━━━━━ GIVEN RECORDS ━━━━━

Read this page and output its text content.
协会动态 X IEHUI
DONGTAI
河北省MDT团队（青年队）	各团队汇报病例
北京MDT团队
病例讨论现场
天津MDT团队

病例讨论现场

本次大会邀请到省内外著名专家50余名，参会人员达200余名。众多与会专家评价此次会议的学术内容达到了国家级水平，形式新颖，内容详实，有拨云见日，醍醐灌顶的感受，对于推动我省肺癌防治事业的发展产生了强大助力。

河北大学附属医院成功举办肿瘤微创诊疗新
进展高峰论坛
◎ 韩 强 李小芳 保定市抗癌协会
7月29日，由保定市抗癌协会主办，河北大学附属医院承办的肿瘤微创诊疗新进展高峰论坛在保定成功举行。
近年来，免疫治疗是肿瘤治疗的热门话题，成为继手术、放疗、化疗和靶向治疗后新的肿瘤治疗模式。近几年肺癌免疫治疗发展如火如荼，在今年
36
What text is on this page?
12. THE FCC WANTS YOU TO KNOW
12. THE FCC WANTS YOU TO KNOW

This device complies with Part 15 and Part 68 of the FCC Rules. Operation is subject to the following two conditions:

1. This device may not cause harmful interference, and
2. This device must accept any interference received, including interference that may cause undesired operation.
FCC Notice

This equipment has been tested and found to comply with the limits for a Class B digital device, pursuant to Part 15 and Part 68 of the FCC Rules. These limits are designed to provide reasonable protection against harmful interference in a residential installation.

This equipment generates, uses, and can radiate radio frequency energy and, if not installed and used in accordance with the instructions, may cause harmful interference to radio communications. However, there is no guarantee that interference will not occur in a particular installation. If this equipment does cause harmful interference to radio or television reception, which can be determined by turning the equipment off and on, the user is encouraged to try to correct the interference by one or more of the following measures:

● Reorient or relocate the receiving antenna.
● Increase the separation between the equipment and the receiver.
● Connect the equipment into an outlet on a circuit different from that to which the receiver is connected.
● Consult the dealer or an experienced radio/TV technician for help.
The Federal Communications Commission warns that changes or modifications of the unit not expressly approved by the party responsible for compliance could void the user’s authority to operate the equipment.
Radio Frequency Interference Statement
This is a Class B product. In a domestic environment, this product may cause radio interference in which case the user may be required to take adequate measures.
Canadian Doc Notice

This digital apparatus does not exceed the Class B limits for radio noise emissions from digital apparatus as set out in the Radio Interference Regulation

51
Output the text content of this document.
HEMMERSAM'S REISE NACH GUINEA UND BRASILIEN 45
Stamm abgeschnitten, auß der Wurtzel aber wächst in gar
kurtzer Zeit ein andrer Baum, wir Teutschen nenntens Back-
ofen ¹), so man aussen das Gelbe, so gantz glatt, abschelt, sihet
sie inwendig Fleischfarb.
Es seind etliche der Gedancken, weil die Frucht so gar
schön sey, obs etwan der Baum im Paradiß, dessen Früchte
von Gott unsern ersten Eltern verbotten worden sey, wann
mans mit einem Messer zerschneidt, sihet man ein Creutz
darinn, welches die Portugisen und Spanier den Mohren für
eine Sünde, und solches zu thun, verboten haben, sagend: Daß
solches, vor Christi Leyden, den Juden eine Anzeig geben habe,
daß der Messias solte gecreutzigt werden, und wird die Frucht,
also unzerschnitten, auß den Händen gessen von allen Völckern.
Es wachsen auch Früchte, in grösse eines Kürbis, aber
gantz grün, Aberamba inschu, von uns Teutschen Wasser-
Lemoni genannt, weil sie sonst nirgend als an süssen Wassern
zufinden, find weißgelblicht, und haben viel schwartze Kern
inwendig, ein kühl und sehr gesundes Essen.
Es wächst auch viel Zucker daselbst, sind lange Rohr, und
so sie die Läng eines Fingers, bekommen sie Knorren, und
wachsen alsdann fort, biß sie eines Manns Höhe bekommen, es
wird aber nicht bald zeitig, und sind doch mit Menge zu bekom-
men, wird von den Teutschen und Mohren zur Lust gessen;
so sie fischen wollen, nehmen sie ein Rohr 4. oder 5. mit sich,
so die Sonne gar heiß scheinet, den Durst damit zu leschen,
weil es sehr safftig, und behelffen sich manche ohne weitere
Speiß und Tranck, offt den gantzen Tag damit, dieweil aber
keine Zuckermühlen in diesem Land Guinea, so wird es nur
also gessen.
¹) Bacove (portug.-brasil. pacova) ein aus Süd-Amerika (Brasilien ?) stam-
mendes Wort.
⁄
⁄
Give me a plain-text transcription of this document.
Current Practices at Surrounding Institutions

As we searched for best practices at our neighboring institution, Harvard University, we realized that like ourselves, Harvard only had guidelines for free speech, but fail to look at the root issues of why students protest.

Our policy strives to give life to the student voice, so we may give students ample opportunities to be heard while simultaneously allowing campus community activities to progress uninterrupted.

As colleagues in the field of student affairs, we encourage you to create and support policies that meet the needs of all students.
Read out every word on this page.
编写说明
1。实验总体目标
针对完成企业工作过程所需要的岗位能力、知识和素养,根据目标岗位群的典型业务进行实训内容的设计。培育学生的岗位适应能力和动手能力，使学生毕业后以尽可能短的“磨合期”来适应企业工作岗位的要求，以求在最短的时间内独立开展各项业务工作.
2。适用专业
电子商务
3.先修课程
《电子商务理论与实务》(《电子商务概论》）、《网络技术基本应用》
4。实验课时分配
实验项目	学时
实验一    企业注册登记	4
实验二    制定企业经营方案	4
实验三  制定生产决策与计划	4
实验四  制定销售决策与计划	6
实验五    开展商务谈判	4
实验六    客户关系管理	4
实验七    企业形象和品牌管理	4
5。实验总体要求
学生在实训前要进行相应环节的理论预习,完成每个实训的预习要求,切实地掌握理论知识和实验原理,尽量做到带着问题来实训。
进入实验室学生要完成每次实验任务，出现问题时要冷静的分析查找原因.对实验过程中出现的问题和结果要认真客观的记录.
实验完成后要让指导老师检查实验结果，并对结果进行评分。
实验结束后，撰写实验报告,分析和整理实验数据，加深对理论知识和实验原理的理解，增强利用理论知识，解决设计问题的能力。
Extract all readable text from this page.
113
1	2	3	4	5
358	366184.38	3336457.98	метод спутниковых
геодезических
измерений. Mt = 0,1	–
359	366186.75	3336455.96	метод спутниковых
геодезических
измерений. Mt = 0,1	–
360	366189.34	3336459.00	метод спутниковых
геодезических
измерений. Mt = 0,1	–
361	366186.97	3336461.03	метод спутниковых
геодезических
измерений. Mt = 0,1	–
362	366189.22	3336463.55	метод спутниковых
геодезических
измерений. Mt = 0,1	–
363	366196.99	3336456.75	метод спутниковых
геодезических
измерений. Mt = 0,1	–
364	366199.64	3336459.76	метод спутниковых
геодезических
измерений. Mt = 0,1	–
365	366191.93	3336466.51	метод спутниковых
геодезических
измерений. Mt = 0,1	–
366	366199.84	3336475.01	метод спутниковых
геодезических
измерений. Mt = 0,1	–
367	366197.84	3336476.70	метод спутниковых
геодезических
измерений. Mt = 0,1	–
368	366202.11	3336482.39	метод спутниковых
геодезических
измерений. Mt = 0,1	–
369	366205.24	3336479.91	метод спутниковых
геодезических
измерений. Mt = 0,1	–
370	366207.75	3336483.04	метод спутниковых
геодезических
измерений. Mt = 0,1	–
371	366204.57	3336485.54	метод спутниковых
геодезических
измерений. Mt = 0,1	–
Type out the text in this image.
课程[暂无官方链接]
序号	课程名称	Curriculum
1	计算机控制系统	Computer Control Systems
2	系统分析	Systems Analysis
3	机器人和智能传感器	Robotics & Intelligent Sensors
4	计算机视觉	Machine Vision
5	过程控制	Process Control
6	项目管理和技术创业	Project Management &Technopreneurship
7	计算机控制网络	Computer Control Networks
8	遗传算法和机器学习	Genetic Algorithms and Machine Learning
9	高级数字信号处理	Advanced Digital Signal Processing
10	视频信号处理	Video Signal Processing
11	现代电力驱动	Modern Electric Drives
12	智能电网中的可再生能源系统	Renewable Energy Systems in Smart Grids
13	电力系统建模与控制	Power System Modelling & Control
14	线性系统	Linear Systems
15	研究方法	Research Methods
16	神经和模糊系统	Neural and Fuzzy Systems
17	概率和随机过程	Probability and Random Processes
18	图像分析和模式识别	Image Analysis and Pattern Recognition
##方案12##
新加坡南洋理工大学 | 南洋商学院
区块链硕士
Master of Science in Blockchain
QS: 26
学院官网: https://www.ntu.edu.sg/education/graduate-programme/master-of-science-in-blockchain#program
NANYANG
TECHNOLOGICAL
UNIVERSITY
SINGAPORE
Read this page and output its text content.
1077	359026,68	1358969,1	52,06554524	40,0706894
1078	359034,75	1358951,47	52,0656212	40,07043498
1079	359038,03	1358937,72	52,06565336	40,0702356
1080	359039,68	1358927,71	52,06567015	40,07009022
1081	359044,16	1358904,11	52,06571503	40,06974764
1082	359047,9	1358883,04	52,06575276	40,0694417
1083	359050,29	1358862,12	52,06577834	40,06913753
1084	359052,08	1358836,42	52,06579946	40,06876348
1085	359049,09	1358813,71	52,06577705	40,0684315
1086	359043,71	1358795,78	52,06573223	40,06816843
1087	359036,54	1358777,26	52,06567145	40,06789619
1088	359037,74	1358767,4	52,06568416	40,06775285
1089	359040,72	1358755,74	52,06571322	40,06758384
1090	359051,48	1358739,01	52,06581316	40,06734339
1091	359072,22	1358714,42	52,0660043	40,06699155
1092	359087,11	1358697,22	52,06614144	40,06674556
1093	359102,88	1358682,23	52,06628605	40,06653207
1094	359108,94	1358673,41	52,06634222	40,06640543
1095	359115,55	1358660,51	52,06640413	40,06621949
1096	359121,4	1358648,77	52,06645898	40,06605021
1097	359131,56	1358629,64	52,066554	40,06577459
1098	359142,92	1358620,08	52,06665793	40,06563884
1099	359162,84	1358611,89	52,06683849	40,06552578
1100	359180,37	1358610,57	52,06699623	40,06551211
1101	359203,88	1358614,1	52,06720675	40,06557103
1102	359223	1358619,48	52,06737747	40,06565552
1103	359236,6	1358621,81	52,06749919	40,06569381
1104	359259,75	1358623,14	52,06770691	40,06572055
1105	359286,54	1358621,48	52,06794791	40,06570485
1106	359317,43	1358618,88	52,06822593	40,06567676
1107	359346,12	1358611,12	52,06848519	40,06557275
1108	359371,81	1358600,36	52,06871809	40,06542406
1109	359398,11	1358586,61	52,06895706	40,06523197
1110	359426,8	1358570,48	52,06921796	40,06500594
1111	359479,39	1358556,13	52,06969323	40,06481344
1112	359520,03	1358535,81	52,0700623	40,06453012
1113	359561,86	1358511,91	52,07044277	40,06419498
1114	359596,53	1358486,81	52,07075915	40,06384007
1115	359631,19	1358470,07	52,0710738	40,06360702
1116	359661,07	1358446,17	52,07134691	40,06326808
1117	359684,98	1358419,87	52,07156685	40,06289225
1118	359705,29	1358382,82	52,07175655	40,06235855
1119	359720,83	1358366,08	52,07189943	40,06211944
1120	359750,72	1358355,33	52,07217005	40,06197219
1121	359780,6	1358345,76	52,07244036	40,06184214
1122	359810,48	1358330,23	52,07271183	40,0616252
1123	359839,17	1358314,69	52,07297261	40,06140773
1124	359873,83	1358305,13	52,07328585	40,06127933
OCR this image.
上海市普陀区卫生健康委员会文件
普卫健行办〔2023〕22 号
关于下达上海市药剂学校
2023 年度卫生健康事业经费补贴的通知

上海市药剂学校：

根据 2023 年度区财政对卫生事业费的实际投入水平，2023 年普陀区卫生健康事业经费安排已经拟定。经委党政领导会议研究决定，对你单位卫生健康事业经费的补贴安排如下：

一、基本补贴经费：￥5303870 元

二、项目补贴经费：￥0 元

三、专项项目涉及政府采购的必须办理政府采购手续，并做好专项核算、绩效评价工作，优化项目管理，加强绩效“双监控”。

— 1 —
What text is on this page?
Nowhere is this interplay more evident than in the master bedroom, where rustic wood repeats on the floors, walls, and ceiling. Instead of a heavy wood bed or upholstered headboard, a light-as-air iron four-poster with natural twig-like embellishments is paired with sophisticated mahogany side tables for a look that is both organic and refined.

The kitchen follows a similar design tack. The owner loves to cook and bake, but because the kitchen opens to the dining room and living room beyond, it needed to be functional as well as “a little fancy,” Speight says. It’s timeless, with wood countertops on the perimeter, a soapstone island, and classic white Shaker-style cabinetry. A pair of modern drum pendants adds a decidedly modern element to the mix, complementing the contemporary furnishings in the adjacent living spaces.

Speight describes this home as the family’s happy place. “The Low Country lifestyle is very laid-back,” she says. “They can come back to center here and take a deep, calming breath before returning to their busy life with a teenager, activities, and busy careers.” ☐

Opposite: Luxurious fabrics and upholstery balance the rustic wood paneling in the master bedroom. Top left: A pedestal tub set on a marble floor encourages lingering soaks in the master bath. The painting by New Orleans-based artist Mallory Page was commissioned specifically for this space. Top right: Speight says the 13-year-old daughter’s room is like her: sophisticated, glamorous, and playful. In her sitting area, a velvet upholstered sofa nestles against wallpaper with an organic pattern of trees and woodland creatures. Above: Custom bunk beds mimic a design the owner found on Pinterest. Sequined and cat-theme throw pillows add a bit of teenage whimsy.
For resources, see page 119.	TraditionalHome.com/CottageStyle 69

━━━━━

> _AIM OF THE TASK_:
Show the lines of the records that contain the word "auch".

> _TASK RESULT_:
Es wachsen auch Früchte, in grösse eines Kürbis, aber
Es wächst auch viel Zucker daselbst, sind lange Rohr, und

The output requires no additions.